----- Data listing

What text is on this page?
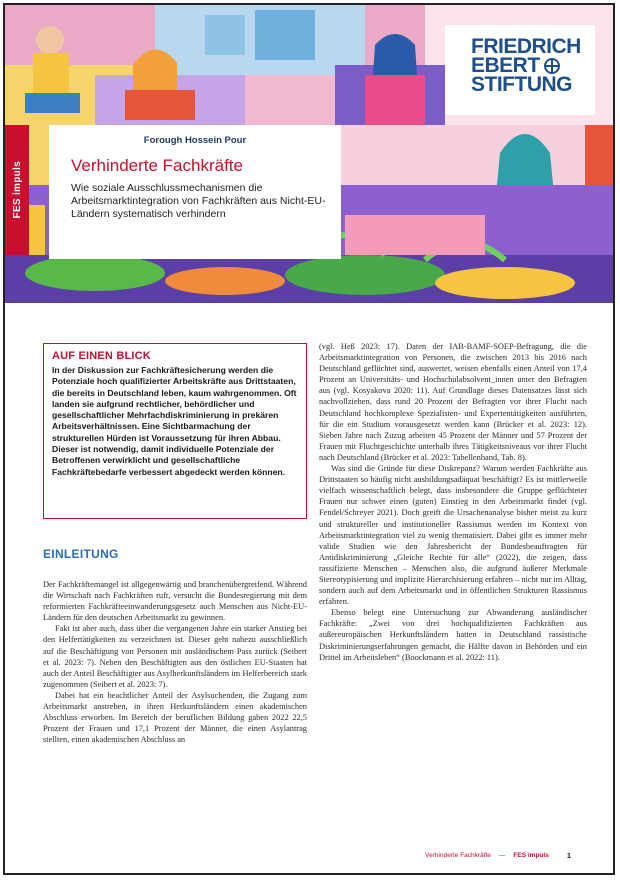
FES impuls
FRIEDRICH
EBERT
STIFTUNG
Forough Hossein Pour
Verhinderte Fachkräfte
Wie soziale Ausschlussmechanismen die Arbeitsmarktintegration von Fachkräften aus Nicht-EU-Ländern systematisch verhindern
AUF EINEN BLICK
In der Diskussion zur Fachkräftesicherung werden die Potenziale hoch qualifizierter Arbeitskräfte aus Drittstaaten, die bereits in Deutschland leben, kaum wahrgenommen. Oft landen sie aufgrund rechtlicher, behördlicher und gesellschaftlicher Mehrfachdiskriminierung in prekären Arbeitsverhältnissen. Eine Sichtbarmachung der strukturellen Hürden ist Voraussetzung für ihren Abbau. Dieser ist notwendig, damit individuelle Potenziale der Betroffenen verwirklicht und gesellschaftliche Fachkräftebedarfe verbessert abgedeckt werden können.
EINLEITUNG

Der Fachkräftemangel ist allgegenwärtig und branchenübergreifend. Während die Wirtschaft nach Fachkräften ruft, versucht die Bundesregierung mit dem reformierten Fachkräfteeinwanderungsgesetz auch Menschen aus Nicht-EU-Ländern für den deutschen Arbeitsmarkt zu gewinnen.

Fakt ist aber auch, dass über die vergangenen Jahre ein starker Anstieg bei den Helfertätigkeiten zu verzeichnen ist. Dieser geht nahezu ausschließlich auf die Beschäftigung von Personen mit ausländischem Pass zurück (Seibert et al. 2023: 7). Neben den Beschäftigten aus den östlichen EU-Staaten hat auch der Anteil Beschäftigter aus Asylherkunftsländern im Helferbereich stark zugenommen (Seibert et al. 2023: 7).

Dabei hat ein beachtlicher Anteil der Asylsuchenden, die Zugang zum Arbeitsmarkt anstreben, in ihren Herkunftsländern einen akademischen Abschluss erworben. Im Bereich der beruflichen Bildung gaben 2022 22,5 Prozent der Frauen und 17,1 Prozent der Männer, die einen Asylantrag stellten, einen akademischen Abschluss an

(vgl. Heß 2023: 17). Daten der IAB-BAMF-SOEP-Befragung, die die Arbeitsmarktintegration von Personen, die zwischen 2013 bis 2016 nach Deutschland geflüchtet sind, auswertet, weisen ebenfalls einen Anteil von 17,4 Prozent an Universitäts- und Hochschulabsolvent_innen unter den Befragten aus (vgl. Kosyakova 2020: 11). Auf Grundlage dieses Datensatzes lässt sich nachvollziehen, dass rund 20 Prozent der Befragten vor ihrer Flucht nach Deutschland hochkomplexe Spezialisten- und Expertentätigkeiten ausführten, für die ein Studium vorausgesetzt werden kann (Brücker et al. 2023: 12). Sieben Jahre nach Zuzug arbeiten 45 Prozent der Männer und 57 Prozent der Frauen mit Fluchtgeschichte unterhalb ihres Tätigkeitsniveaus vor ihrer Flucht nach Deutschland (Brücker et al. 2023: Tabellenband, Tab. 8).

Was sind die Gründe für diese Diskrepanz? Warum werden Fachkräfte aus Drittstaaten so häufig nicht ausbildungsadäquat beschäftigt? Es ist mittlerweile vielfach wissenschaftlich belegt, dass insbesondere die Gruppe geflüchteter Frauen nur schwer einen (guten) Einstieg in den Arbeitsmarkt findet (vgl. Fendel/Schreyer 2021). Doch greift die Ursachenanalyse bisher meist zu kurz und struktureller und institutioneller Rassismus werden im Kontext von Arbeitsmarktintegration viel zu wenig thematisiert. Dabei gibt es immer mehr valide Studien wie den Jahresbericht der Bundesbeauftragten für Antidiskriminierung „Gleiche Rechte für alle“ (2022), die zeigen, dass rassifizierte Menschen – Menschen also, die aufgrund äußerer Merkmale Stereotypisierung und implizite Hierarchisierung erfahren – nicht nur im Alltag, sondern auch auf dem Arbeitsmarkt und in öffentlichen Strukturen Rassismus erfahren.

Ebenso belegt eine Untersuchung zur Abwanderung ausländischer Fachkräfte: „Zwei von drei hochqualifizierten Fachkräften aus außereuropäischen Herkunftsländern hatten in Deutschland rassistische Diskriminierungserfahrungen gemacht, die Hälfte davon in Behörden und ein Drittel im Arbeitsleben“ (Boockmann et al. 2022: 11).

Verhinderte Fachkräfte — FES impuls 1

----------

▶ Task instructions
Whatever the records hold apart from pictures should be repeated exactly.

▶ Exercise solution
What text is on this page?
FES impuls
FRIEDRICH
EBERT
STIFTUNG
Forough Hossein Pour
Verhinderte Fachkräfte
Wie soziale Ausschlussmechanismen die Arbeitsmarktintegration von Fachkräften aus Nicht-EU-Ländern systematisch verhindern
AUF EINEN BLICK
In der Diskussion zur Fachkräftesicherung werden die Potenziale hoch qualifizierter Arbeitskräfte aus Drittstaaten, die bereits in Deutschland leben, kaum wahrgenommen. Oft landen sie aufgrund rechtlicher, behördlicher und gesellschaftlicher Mehrfachdiskriminierung in prekären Arbeitsverhältnissen. Eine Sichtbarmachung der strukturellen Hürden ist Voraussetzung für ihren Abbau. Dieser ist notwendig, damit individuelle Potenziale der Betroffenen verwirklicht und gesellschaftliche Fachkräftebedarfe verbessert abgedeckt werden können.
EINLEITUNG

Der Fachkräftemangel ist allgegenwärtig und branchenübergreifend. Während die Wirtschaft nach Fachkräften ruft, versucht die Bundesregierung mit dem reformierten Fachkräfteeinwanderungsgesetz auch Menschen aus Nicht-EU-Ländern für den deutschen Arbeitsmarkt zu gewinnen.

Fakt ist aber auch, dass über die vergangenen Jahre ein starker Anstieg bei den Helfertätigkeiten zu verzeichnen ist. Dieser geht nahezu ausschließlich auf die Beschäftigung von Personen mit ausländischem Pass zurück (Seibert et al. 2023: 7). Neben den Beschäftigten aus den östlichen EU-Staaten hat auch der Anteil Beschäftigter aus Asylherkunftsländern im Helferbereich stark zugenommen (Seibert et al. 2023: 7).

Dabei hat ein beachtlicher Anteil der Asylsuchenden, die Zugang zum Arbeitsmarkt anstreben, in ihren Herkunftsländern einen akademischen Abschluss erworben. Im Bereich der beruflichen Bildung gaben 2022 22,5 Prozent der Frauen und 17,1 Prozent der Männer, die einen Asylantrag stellten, einen akademischen Abschluss an

(vgl. Heß 2023: 17). Daten der IAB-BAMF-SOEP-Befragung, die die Arbeitsmarktintegration von Personen, die zwischen 2013 bis 2016 nach Deutschland geflüchtet sind, auswertet, weisen ebenfalls einen Anteil von 17,4 Prozent an Universitäts- und Hochschulabsolvent_innen unter den Befragten aus (vgl. Kosyakova 2020: 11). Auf Grundlage dieses Datensatzes lässt sich nachvollziehen, dass rund 20 Prozent der Befragten vor ihrer Flucht nach Deutschland hochkomplexe Spezialisten- und Expertentätigkeiten ausführten, für die ein Studium vorausgesetzt werden kann (Brücker et al. 2023: 12). Sieben Jahre nach Zuzug arbeiten 45 Prozent der Männer und 57 Prozent der Frauen mit Fluchtgeschichte unterhalb ihres Tätigkeitsniveaus vor ihrer Flucht nach Deutschland (Brücker et al. 2023: Tabellenband, Tab. 8).

Was sind die Gründe für diese Diskrepanz? Warum werden Fachkräfte aus Drittstaaten so häufig nicht ausbildungsadäquat beschäftigt? Es ist mittlerweile vielfach wissenschaftlich belegt, dass insbesondere die Gruppe geflüchteter Frauen nur schwer einen (guten) Einstieg in den Arbeitsmarkt findet (vgl. Fendel/Schreyer 2021). Doch greift die Ursachenanalyse bisher meist zu kurz und struktureller und institutioneller Rassismus werden im Kontext von Arbeitsmarktintegration viel zu wenig thematisiert. Dabei gibt es immer mehr valide Studien wie den Jahresbericht der Bundesbeauftragten für Antidiskriminierung „Gleiche Rechte für alle“ (2022), die zeigen, dass rassifizierte Menschen – Menschen also, die aufgrund äußerer Merkmale Stereotypisierung und implizite Hierarchisierung erfahren – nicht nur im Alltag, sondern auch auf dem Arbeitsmarkt und in öffentlichen Strukturen Rassismus erfahren.

Ebenso belegt eine Untersuchung zur Abwanderung ausländischer Fachkräfte: „Zwei von drei hochqualifizierten Fachkräften aus außereuropäischen Herkunftsländern hatten in Deutschland rassistische Diskriminierungserfahrungen gemacht, die Hälfte davon in Behörden und ein Drittel im Arbeitsleben“ (Boockmann et al. 2022: 11).

Verhinderte Fachkräfte — FES impuls 1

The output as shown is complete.